### Given task
How many lines of the records below contain the word "source"? Answer with the number alone.
** Start Dataset extract **
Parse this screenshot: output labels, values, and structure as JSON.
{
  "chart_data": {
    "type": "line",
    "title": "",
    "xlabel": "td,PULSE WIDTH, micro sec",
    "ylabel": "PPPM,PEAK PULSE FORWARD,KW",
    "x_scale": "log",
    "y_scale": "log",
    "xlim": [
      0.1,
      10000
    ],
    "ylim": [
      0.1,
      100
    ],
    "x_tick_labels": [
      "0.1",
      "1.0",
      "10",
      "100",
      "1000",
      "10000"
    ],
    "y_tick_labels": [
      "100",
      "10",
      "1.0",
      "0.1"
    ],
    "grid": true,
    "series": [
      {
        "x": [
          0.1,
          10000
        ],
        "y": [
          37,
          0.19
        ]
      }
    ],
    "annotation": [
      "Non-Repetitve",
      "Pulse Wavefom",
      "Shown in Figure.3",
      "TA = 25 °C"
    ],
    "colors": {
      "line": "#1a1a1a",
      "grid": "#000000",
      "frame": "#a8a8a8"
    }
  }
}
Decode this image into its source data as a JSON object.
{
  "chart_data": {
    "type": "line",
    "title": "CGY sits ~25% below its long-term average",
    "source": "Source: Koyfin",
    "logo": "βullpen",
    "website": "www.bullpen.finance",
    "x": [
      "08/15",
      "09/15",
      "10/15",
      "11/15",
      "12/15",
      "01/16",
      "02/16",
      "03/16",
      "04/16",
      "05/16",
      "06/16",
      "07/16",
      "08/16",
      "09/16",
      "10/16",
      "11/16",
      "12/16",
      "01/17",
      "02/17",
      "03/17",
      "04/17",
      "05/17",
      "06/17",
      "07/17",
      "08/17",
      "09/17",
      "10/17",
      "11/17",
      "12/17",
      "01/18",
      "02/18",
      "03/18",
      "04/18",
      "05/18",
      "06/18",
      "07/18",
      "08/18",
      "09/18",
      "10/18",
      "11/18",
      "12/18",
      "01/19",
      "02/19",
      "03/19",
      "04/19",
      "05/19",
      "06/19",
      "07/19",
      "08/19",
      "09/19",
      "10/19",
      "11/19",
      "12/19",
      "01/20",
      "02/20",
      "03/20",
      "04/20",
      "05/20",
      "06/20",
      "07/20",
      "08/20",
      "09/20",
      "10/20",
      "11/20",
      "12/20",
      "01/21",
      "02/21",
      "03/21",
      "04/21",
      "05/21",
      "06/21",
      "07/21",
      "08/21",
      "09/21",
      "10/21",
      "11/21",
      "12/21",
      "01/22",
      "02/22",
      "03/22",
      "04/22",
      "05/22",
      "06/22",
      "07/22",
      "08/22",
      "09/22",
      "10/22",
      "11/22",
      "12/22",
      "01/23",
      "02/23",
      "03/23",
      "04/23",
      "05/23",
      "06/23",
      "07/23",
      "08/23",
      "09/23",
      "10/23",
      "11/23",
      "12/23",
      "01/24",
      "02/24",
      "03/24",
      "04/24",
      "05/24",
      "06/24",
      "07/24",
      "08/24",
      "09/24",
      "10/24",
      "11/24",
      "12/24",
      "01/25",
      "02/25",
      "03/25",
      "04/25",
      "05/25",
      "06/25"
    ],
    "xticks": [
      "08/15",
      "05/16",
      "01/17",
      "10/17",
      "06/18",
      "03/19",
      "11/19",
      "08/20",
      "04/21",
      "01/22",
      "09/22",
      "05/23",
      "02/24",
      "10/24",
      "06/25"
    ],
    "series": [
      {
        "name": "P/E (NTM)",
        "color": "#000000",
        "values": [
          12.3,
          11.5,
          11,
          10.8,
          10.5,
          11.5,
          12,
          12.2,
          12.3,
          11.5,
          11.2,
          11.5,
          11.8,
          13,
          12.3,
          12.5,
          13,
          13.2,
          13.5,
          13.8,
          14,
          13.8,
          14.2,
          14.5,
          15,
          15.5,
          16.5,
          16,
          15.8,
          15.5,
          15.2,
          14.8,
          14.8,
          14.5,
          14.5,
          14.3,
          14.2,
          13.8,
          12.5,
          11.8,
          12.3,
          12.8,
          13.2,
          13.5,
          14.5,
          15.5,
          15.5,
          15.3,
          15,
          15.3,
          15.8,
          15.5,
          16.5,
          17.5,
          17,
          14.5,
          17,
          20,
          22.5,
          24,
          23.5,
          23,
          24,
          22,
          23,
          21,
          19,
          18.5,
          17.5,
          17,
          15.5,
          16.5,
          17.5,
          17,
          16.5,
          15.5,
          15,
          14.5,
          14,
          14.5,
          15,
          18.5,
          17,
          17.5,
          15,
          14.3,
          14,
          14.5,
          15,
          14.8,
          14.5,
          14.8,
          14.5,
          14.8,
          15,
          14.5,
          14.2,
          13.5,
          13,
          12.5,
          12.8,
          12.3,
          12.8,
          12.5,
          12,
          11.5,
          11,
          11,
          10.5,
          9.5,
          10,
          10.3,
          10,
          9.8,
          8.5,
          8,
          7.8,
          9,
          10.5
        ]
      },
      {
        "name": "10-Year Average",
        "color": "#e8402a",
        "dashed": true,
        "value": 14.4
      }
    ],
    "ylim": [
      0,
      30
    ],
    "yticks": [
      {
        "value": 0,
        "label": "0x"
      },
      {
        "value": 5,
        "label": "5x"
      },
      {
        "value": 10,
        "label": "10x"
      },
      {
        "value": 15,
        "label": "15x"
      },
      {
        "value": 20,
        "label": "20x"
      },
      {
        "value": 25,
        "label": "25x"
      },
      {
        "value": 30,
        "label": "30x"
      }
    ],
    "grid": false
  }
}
** End Dataset extract **
** Start Dataset extract **
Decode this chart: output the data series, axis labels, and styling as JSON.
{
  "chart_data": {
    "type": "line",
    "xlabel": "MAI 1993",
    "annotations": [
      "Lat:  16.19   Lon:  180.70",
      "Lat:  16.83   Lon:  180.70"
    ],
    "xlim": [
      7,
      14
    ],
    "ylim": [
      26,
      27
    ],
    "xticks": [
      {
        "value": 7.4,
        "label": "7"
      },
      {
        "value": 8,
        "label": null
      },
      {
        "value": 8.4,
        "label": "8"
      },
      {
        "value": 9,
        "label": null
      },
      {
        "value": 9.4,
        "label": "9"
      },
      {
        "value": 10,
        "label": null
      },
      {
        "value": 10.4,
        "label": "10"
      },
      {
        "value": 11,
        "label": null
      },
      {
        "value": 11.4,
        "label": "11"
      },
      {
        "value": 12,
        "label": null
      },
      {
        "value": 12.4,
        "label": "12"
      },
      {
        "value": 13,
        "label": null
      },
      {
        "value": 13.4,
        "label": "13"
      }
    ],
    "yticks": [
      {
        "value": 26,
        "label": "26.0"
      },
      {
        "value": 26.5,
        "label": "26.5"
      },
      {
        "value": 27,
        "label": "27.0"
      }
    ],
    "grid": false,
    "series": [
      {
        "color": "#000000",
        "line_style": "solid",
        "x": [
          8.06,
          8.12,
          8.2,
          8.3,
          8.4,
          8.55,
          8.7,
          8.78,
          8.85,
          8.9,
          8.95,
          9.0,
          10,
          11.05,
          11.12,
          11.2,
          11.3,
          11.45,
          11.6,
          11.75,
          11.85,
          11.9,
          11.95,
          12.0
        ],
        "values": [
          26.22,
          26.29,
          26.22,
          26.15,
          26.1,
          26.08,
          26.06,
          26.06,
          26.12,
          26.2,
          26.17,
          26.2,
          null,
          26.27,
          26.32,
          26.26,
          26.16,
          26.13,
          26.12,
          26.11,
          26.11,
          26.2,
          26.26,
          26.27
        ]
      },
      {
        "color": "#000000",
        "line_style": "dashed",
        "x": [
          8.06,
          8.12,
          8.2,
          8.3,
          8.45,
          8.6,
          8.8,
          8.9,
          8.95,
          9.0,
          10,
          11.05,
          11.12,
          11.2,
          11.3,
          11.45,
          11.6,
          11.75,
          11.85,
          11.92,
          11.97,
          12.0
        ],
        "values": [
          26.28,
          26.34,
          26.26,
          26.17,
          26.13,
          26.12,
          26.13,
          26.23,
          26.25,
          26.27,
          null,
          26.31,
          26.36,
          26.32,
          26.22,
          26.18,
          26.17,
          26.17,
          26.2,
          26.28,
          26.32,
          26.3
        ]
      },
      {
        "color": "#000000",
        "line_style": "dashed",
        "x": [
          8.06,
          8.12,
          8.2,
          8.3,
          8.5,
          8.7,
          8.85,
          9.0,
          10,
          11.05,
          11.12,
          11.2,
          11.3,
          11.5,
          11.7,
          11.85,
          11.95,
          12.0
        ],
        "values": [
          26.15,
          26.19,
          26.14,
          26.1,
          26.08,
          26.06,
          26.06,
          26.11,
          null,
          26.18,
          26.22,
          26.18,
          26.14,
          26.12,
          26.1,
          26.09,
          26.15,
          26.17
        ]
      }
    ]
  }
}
** End Dataset extract **
### Worked solution
2